[Collection entries]

_ _ _

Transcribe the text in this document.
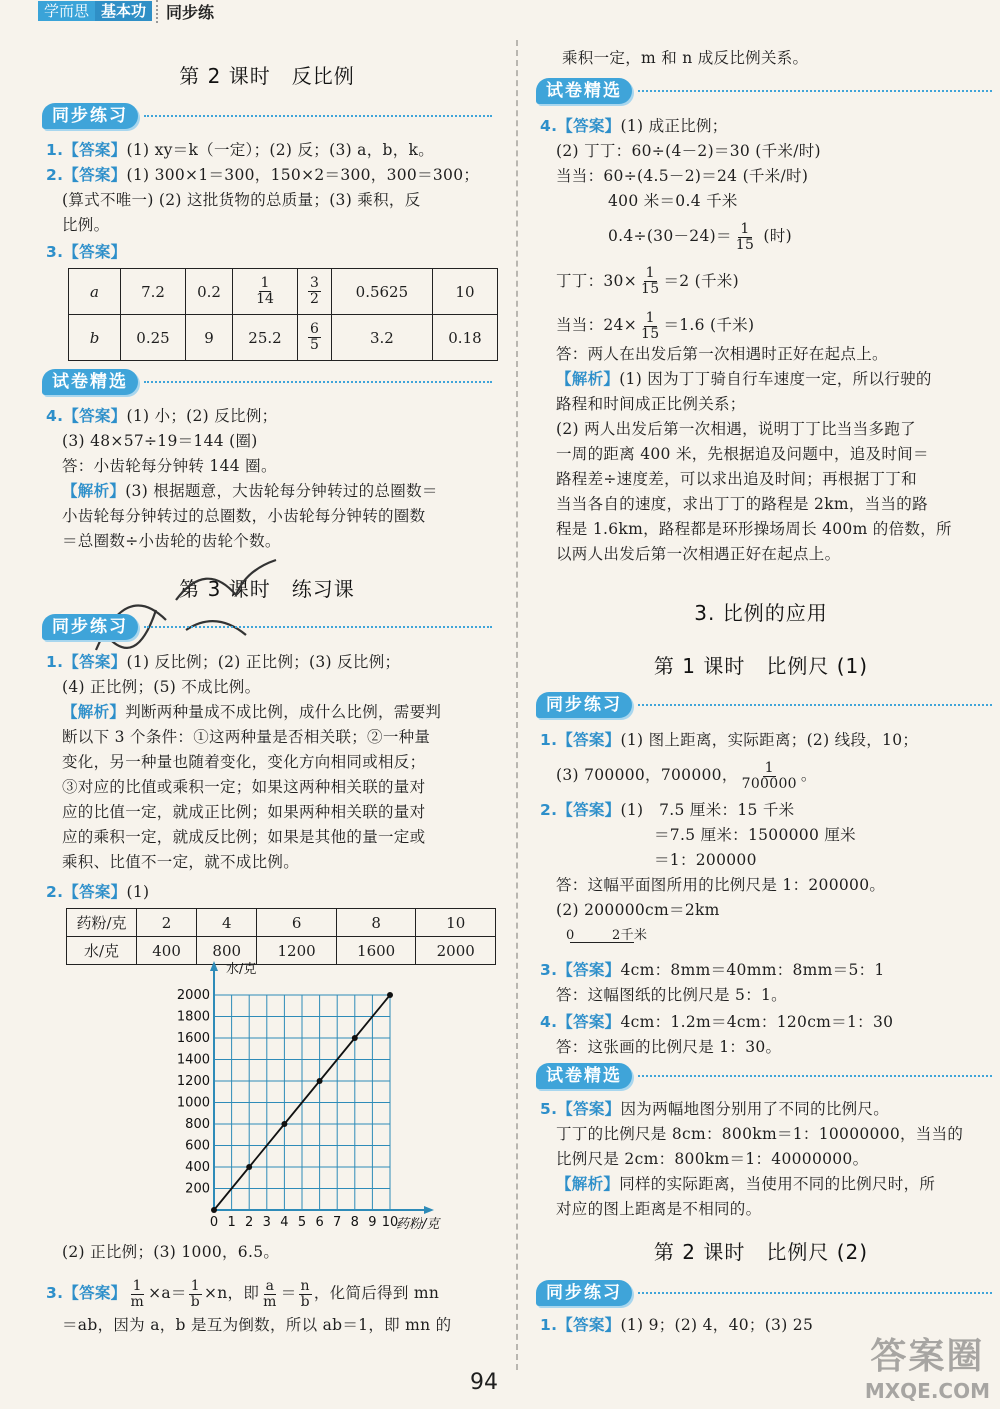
学而思 基本功	同步练
第 2 课时　反比例
同步练习
1.【答案】(1) xy＝k（一定）；(2) 反；(3) a，b，k。
2.【答案】(1) 300×1＝300，150×2＝300，300＝300；
(算式不唯一) (2) 这批货物的总质量；(3) 乘积，反
比例。
3.【答案】
a	7.2	0.2	$\frac{1}{14}$	$\frac{3}{2}$	0.5625	10
b	0.25	9	25.2	$\frac{6}{5}$	3.2	0.18
试卷精选
4.【答案】(1) 小；(2) 反比例；
(3) 48×57÷19＝144 (圈)
答：小齿轮每分钟转 144 圈。
【解析】(3) 根据题意，大齿轮每分钟转过的总圈数＝
小齿轮每分钟转过的总圈数，小齿轮每分钟转的圈数
＝总圈数÷小齿轮的齿轮个数。
第 3 课时　练习课
同步练习
1.【答案】(1) 反比例；(2) 正比例；(3) 反比例；
(4) 正比例；(5) 不成比例。
【解析】判断两种量成不成比例，成什么比例，需要判
断以下 3 个条件：①这两种量是否相关联；②一种量
变化，另一种量也随着变化，变化方向相同或相反；
③对应的比值或乘积一定；如果这两种相关联的量对
应的比值一定，就成正比例；如果两种相关联的量对
应的乘积一定，就成反比例；如果是其他的量一定或
乘积、比值不一定，就不成比例。
2.【答案】(1)
药粉/克	2	4	6	8	10
水/克	400	800	1200	1600	2000
0 1 2 3 4 5 6 7 8 9 10
200
400
600
800
1000
1200
1400
1600
1800
2000
水/克
药粉/克
(2) 正比例；(3) 1000，6.5。
3.【答案】 $\frac{1}{m} \times a= \frac{1}{b} \times n$，即 $\frac{a}{m} = \frac{n}{b}$ ，化简后得到 mn
＝ab，因为 a，b 是互为倒数，所以 ab＝1，即 mn 的
乘积一定，m 和 n 成反比例关系。
试卷精选
4.【答案】(1) 成正比例；
(2) 丁丁：60÷(4－2)＝30 (千米/时)
当当：60÷(4.5－2)＝24 (千米/时)
400 米＝0.4 千米
$0.4\div(30-24)= \frac{1}{15}$ (时)
丁丁：$30\times \frac{1}{15} =2$ (千米)
当当：$24\times \frac{1}{15} =1.6$ (千米)
答：两人在出发后第一次相遇时正好在起点上。
【解析】(1) 因为丁丁骑自行车速度一定，所以行驶的
路程和时间成正比例关系；
(2) 两人出发后第一次相遇，说明丁丁比当当多跑了
一周的距离 400 米，先根据追及问题中，追及时间＝
路程差÷速度差，可以求出追及时间；再根据丁丁和
当当各自的速度，求出丁丁的路程是 2km，当当的路
程是 1.6km，路程都是环形操场周长 400m 的倍数，所
以两人出发后第一次相遇正好在起点上。
3. 比例的应用
第 1 课时　比例尺 (1)
同步练习
1.【答案】(1) 图上距离，实际距离；(2) 线段，10；
(3) 700000，700000， $\frac{1}{700000}$ 。
2.【答案】(1)　7.5 厘米：15 千米
＝7.5 厘米：1500000 厘米
＝1：200000
答：这幅平面图所用的比例尺是 1：200000。
(2) 200000cm＝2km
0	2千米
3.【答案】4cm：8mm＝40mm：8mm＝5：1
答：这幅图纸的比例尺是 5：1。
4.【答案】4cm：1.2m＝4cm：120cm＝1：30
答：这张画的比例尺是 1：30。
试卷精选
5.【答案】因为两幅地图分别用了不同的比例尺。
丁丁的比例尺是 8cm：800km＝1：10000000，当当的
比例尺是 2cm：800km＝1：40000000。
【解析】同样的实际距离，当使用不同的比例尺时，所
对应的图上距离是不相同的。
第 2 课时　比例尺 (2)
同步练习
1.【答案】(1) 9；(2) 4，40；(3) 25
94
答案圈
MXQE.COM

_ _ _

--- TASK DIRECTIONS ---
Look through the entries above. Extract each line with the word "times".

--- SOLVED PROBLEM ---
3.【答案】 $\frac{1}{m} \times a= \frac{1}{b} \times n$，即 $\frac{a}{m} = \frac{n}{b}$ ，化简后得到 mn
丁丁：$30\times \frac{1}{15} =2$ (千米)
当当：$24\times \frac{1}{15} =1.6$ (千米)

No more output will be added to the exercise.